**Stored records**
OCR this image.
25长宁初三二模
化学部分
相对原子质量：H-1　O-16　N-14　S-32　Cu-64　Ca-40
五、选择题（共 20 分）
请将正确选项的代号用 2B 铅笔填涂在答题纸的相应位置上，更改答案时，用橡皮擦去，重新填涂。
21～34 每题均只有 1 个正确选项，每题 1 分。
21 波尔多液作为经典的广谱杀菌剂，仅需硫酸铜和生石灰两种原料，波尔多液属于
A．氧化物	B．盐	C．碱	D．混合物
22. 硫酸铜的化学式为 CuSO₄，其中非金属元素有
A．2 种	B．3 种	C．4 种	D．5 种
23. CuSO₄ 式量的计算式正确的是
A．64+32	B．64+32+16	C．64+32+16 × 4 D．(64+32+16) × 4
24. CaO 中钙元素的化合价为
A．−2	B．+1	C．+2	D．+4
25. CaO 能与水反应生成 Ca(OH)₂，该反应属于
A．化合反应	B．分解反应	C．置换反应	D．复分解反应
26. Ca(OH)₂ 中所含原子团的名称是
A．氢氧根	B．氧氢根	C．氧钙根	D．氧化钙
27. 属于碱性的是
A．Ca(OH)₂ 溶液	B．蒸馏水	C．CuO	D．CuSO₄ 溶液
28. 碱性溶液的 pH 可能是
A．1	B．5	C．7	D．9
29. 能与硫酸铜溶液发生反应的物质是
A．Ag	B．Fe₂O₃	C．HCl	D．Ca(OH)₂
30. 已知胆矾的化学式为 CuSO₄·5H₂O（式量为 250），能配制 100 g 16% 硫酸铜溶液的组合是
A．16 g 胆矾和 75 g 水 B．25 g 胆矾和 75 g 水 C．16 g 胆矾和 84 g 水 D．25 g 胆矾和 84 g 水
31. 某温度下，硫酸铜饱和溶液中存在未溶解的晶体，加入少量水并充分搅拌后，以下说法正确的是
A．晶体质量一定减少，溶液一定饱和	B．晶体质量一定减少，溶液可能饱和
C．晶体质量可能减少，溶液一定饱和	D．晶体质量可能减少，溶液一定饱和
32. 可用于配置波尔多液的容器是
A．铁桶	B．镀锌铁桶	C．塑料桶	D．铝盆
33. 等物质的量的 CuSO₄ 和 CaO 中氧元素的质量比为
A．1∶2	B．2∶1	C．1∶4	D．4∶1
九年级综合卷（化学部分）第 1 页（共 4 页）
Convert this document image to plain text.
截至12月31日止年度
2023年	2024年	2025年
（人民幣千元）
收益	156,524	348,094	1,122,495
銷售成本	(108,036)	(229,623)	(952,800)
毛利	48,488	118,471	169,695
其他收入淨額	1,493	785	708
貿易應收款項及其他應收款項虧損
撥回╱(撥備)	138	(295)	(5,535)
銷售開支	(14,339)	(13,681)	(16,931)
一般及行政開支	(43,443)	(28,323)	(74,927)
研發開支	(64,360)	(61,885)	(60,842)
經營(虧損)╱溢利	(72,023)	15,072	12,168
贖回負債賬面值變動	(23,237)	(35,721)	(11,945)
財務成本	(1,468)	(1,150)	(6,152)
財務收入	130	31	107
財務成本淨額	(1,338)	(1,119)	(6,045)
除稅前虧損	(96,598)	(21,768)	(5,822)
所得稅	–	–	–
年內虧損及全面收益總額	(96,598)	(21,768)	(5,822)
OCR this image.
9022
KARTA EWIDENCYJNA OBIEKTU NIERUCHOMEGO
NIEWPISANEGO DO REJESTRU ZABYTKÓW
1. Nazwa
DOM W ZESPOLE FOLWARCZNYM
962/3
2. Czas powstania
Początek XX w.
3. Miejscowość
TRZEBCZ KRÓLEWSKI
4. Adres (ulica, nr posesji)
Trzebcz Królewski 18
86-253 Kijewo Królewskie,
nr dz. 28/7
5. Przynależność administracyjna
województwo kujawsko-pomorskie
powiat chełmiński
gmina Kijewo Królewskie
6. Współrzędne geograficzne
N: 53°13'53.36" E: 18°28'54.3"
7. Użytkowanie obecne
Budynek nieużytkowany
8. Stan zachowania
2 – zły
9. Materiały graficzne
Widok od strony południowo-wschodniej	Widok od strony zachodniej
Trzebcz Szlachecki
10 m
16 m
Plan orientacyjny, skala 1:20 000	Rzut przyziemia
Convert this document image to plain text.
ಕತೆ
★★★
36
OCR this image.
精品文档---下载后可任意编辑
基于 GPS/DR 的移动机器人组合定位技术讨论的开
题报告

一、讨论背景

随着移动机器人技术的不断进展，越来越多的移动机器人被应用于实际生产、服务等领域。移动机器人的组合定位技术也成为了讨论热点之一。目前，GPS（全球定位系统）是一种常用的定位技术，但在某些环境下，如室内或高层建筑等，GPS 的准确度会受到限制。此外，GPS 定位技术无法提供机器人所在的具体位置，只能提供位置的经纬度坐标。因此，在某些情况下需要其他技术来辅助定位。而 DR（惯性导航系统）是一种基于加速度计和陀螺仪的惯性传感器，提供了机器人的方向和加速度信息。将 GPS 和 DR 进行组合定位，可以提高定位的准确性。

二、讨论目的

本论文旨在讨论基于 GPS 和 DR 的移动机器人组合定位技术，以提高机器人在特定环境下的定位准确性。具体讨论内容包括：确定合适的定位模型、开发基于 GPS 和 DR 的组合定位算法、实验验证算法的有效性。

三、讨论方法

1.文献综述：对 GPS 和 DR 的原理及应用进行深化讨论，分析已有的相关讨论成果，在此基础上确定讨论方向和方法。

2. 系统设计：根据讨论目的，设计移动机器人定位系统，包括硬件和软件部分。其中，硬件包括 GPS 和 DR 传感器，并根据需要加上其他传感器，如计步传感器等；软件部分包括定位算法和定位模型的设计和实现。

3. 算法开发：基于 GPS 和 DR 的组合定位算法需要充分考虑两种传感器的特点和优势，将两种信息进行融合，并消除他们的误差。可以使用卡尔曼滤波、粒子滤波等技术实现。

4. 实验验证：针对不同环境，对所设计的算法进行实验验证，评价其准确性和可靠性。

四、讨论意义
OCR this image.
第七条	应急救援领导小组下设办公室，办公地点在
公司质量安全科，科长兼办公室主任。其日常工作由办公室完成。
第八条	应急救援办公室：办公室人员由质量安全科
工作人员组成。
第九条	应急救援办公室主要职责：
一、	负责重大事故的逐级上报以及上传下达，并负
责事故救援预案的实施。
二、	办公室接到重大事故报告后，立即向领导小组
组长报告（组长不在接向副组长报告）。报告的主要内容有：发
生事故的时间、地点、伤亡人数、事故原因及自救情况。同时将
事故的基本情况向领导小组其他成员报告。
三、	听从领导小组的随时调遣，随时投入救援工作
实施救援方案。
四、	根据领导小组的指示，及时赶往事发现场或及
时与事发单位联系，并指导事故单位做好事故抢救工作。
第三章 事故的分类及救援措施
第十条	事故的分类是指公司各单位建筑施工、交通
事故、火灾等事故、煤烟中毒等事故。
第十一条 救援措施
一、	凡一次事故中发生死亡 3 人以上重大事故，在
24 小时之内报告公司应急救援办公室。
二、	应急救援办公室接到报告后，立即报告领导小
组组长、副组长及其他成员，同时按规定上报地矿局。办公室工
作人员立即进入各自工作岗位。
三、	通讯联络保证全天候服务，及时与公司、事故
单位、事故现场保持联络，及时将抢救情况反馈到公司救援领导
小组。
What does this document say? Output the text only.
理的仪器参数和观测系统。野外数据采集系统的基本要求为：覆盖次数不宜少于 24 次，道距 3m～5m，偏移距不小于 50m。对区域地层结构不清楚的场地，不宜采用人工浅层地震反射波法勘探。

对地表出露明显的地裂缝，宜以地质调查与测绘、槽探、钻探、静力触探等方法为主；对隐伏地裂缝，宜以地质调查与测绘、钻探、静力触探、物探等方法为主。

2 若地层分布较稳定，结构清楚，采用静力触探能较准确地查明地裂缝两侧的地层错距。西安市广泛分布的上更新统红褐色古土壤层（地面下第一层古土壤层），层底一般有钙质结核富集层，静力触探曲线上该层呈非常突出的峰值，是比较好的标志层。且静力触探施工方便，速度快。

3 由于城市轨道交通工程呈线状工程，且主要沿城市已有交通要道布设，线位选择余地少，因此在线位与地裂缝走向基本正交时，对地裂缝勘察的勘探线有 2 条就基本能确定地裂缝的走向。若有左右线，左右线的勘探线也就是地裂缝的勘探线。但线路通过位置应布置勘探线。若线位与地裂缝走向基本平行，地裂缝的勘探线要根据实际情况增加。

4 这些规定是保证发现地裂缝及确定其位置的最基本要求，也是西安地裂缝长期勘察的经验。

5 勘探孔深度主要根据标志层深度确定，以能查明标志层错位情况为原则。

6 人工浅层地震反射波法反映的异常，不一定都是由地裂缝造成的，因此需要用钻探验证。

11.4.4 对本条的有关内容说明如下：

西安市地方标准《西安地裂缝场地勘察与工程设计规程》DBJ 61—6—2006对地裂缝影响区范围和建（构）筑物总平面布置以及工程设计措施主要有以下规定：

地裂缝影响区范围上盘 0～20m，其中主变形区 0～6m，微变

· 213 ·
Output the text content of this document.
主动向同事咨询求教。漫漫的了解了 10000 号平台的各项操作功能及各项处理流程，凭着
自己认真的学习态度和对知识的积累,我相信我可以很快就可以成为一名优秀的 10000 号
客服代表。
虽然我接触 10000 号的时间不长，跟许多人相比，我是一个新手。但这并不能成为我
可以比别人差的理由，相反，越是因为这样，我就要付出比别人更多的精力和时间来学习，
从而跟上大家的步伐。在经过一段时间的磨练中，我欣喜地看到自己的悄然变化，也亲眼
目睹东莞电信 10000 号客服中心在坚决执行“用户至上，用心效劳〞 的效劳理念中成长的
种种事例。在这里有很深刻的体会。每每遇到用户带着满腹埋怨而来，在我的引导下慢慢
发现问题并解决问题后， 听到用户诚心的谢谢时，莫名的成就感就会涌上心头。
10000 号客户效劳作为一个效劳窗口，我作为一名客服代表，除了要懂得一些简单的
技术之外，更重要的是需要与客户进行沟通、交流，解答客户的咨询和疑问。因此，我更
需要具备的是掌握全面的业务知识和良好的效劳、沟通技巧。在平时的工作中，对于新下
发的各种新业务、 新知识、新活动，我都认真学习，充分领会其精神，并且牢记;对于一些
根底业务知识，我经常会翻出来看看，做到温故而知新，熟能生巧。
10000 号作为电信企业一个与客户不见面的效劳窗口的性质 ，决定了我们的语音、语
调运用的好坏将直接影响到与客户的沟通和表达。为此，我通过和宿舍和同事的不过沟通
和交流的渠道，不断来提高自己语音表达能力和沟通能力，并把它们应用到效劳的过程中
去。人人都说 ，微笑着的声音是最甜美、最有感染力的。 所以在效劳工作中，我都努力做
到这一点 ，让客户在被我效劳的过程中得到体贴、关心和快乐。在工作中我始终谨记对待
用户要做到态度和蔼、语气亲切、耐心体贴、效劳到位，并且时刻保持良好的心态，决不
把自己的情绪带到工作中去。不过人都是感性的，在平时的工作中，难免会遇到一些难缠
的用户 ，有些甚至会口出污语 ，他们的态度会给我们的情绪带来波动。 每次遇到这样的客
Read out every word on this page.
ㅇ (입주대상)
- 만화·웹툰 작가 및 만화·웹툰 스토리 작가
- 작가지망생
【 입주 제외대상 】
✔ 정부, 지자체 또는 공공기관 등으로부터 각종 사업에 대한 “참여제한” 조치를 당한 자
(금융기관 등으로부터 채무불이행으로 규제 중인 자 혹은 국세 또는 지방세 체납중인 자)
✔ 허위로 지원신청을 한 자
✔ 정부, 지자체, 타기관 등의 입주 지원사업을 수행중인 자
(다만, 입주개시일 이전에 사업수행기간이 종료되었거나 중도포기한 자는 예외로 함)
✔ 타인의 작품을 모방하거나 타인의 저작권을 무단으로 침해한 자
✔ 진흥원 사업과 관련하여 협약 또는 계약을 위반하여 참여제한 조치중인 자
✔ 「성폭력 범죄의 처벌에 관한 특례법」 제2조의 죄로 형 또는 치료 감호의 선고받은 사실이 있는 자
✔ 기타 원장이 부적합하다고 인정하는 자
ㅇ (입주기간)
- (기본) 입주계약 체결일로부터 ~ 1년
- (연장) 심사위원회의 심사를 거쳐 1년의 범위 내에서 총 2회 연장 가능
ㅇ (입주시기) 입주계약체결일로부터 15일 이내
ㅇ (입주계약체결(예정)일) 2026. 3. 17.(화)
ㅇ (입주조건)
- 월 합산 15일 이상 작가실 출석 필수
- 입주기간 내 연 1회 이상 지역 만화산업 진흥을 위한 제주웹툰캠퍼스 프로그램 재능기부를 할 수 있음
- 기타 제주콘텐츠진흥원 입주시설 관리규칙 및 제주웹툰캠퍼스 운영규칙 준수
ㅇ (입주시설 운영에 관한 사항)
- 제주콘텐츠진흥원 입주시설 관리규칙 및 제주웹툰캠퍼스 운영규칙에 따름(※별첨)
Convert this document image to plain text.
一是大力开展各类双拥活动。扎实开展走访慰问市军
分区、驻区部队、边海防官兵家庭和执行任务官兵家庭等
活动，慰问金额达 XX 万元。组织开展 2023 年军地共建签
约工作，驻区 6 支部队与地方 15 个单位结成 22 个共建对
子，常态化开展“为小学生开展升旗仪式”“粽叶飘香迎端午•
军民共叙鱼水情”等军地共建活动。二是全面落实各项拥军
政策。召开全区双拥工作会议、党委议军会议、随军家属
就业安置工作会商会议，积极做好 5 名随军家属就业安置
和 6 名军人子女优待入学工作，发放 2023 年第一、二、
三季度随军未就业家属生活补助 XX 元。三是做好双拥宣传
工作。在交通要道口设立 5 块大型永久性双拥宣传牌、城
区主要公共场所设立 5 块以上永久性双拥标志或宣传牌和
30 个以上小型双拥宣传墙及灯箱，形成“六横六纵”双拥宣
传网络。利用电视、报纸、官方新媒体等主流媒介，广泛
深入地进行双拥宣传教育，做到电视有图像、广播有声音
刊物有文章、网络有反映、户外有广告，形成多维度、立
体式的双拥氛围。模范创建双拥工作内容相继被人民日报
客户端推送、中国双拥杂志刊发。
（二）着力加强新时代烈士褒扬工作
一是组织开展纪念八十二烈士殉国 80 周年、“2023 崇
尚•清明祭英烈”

**Exercise brief**
Every line above that contains the word "在平时的工作中" should be reported.

**Expected answer**
需要具备的是掌握全面的业务知识和良好的效劳、沟通技巧。在平时的工作中，对于新下
把自己的情绪带到工作中去。不过人都是感性的，在平时的工作中，难免会遇到一些难缠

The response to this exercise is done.